## What is asked
Where does the string "value" appear? Copy every line of the entries below that holds it.

## The input
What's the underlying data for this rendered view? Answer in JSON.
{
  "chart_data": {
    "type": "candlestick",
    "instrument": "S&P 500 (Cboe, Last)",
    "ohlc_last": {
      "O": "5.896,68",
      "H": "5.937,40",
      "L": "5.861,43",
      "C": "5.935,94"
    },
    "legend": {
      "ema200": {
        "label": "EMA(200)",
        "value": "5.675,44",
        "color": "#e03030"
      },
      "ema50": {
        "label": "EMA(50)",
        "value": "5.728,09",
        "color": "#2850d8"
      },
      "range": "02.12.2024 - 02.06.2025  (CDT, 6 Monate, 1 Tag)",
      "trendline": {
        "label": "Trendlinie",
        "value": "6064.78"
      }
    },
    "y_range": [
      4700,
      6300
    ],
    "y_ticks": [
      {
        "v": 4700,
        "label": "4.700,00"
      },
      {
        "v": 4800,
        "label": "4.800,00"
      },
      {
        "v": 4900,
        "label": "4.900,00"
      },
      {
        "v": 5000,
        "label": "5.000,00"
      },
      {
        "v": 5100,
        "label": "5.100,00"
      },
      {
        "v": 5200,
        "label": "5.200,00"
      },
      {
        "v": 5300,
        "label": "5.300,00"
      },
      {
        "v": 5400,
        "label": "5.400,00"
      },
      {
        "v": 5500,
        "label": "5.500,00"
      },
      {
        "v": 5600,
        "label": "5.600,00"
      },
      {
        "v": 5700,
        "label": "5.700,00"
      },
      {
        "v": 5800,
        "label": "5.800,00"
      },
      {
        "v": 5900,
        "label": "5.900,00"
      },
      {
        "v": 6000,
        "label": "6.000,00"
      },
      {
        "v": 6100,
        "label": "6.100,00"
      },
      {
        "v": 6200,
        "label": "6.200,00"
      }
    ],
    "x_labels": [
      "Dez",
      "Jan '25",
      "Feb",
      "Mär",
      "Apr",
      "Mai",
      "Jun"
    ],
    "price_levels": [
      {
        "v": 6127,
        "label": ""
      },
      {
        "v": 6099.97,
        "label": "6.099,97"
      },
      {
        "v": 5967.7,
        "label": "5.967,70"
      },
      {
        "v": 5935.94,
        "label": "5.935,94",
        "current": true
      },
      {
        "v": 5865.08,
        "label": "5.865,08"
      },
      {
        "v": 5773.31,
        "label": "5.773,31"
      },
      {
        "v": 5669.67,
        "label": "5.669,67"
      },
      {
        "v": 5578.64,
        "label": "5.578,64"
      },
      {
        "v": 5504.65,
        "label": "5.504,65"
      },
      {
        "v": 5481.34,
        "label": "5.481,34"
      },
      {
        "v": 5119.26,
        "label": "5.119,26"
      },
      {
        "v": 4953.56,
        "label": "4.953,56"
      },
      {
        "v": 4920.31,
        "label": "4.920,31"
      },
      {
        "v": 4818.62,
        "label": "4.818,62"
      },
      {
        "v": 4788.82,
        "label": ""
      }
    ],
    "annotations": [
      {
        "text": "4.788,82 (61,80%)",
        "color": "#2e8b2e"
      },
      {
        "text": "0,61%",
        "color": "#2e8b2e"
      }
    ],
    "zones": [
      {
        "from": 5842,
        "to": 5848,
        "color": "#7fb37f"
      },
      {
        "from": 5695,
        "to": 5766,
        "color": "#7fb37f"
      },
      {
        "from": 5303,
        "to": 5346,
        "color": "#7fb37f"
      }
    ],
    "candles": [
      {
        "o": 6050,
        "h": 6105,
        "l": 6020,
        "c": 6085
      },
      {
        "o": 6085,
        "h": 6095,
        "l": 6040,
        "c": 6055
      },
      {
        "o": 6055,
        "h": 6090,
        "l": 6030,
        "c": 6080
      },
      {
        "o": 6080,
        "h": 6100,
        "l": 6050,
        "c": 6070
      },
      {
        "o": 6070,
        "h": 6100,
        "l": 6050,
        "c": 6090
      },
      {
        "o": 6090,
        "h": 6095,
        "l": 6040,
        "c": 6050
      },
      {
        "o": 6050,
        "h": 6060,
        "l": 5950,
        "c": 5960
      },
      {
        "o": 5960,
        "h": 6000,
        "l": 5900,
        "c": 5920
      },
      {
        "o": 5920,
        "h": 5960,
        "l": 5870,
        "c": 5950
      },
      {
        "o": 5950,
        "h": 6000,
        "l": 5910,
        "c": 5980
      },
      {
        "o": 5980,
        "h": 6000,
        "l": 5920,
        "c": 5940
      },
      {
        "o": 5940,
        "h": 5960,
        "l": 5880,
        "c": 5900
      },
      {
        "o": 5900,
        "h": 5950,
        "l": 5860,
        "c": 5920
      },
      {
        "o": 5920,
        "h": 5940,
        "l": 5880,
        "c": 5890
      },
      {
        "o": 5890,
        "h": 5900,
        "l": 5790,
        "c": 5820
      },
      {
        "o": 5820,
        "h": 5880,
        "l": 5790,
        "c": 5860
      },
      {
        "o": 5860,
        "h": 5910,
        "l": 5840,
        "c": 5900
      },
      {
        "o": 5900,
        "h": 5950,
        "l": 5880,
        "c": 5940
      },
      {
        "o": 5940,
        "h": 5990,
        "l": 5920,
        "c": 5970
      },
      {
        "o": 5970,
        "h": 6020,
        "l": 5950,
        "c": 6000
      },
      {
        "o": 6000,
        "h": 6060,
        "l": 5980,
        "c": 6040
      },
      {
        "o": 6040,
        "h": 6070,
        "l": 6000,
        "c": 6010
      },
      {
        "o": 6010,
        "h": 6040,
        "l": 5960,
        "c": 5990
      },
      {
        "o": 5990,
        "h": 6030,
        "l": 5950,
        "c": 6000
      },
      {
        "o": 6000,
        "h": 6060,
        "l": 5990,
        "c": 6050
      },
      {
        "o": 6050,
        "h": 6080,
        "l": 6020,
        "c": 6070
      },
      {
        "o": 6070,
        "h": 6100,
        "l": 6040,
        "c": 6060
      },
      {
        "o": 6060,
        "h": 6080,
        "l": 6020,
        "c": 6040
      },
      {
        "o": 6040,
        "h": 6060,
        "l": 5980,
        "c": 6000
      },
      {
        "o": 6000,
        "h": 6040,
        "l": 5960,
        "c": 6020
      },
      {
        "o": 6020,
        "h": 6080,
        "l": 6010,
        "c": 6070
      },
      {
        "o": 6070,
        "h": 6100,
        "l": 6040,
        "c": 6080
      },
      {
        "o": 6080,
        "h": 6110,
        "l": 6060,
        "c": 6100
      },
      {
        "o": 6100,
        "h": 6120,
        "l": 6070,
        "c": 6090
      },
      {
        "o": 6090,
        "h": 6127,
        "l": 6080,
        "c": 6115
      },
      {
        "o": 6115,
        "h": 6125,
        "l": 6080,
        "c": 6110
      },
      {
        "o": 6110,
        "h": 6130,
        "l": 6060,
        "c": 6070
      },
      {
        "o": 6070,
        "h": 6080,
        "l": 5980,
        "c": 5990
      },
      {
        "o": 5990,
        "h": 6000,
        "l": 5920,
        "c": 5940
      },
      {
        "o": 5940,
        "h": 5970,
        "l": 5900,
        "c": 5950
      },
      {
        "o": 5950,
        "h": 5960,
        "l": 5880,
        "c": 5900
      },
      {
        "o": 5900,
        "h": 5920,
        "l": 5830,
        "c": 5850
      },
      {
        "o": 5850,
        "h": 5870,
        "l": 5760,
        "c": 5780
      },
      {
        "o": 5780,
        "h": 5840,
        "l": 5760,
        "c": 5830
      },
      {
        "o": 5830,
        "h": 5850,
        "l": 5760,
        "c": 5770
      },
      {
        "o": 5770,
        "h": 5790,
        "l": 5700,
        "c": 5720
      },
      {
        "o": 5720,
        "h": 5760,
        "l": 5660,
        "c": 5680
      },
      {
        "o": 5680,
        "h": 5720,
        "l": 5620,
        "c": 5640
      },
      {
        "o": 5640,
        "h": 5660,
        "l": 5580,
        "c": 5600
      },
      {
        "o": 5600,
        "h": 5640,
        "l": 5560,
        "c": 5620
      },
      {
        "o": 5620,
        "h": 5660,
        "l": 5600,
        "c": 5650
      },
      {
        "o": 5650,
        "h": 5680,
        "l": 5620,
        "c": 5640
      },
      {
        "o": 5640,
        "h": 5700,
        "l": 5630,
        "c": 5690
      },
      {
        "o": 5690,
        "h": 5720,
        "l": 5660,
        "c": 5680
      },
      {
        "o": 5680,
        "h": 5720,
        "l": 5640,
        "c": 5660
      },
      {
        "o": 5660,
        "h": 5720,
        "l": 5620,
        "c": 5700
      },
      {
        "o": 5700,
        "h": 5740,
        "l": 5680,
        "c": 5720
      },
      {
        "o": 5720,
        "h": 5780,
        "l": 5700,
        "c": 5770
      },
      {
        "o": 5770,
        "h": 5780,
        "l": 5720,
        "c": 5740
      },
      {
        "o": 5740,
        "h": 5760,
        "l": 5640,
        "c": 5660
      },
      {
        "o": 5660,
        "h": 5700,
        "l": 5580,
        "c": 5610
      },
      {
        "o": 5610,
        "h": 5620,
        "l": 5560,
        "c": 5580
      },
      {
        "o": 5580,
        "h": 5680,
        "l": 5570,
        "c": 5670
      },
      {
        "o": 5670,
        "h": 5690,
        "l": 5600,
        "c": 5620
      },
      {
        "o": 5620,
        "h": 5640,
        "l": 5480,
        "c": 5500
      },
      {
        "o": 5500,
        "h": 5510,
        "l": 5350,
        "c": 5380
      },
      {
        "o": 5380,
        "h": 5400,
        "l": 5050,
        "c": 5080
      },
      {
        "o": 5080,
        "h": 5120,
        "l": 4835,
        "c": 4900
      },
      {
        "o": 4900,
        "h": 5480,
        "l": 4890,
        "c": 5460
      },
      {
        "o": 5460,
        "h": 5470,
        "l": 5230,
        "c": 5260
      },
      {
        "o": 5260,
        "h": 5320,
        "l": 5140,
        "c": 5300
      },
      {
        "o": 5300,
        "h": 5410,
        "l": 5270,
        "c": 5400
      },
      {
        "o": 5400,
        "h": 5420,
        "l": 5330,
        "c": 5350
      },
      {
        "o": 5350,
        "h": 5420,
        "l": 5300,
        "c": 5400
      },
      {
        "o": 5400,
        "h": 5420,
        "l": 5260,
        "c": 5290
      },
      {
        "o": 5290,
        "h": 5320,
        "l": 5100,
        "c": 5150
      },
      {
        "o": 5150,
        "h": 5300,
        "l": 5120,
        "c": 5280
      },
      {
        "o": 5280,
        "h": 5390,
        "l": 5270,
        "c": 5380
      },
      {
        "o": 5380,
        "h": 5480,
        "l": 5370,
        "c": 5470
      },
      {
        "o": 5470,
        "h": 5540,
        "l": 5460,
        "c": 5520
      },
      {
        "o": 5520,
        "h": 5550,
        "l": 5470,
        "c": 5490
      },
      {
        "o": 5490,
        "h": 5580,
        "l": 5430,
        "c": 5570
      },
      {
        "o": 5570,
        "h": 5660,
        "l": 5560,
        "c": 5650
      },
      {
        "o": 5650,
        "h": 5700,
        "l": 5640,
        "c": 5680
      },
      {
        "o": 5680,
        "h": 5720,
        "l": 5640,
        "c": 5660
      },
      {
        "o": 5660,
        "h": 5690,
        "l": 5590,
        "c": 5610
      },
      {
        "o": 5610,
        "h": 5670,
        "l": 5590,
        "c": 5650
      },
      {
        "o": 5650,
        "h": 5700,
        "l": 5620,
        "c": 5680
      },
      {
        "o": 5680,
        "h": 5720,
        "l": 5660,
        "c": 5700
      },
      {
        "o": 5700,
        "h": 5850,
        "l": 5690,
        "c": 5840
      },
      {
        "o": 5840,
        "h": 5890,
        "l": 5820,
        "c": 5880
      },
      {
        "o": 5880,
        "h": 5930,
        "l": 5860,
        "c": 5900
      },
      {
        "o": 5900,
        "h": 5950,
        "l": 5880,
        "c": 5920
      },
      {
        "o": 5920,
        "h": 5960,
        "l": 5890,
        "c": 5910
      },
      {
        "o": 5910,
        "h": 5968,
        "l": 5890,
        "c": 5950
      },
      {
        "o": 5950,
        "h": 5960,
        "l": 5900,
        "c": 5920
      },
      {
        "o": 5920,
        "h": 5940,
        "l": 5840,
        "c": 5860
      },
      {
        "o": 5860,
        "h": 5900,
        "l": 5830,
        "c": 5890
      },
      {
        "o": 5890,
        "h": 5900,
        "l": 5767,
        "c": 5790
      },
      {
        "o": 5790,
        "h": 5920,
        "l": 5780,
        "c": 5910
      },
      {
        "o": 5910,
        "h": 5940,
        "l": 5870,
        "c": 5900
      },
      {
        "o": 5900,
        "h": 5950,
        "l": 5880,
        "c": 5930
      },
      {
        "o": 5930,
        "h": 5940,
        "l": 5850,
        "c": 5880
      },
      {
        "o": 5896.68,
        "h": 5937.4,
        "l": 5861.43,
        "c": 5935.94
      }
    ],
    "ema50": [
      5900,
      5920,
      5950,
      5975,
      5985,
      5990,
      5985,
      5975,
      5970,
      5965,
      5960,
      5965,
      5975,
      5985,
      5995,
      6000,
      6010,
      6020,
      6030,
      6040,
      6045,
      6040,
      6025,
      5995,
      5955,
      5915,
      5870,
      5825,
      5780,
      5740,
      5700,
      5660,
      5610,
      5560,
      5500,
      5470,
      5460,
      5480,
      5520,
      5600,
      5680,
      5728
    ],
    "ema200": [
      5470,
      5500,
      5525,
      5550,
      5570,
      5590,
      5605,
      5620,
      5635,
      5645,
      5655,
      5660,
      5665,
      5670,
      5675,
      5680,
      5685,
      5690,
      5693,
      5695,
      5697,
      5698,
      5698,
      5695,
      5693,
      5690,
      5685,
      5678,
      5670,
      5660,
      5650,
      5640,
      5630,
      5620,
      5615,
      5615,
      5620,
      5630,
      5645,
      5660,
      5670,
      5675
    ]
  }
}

## Output of the exercise
        "value": "5.675,44",
        "value": "5.728,09",
        "value": "6064.78"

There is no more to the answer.